## Problem to solve
Across the entries below, how many lines contain the string "JSON"? Give only the count.

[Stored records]
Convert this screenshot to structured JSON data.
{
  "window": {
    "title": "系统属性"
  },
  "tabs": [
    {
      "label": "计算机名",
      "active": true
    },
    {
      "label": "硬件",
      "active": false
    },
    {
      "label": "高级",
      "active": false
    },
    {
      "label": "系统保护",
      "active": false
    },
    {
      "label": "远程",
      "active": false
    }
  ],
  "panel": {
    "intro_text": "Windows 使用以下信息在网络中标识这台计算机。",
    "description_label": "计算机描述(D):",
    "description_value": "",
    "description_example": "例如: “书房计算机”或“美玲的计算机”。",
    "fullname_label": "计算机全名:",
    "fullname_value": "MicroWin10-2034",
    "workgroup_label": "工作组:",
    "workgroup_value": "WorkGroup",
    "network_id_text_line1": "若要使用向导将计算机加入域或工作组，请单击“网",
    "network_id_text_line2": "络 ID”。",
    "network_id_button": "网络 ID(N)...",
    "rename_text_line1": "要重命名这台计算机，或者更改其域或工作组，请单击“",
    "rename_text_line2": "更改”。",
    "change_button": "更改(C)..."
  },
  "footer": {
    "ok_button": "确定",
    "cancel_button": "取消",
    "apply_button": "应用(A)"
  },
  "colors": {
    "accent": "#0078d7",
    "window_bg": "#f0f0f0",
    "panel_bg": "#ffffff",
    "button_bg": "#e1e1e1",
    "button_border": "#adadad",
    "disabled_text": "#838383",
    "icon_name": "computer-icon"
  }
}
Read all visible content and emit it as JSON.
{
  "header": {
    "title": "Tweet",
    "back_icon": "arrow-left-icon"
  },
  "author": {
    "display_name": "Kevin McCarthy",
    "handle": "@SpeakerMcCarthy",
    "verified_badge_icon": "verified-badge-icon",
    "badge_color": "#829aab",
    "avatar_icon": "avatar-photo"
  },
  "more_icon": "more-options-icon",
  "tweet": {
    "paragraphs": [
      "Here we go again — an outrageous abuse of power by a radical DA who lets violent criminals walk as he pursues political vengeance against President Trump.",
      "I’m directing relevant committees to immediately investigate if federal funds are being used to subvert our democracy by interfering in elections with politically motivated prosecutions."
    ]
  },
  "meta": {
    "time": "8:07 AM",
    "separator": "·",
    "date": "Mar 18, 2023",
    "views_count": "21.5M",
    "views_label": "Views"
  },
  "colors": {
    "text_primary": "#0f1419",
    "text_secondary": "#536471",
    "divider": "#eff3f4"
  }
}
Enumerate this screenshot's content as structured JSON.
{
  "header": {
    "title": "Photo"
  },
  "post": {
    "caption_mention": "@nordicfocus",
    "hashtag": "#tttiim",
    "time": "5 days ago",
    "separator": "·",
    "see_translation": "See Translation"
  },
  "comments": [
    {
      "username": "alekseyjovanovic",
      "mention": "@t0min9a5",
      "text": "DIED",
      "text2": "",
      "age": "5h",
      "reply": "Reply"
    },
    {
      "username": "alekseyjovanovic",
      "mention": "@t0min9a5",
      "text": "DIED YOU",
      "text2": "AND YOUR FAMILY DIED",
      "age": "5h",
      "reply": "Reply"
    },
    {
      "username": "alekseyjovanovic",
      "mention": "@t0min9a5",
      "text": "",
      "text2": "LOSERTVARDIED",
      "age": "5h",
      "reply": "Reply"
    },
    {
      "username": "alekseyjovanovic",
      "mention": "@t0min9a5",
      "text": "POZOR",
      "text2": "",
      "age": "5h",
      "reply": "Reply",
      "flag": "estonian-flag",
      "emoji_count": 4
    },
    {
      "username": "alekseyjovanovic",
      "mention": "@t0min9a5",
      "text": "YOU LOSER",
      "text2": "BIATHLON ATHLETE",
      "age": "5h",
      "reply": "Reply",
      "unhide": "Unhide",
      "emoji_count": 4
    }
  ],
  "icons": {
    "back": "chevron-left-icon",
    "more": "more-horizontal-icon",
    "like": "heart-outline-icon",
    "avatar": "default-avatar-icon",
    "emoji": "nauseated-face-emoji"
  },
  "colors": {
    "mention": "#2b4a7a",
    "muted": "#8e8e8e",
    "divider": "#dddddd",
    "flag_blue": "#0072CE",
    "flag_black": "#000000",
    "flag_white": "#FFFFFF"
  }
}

## Response to the exercise
3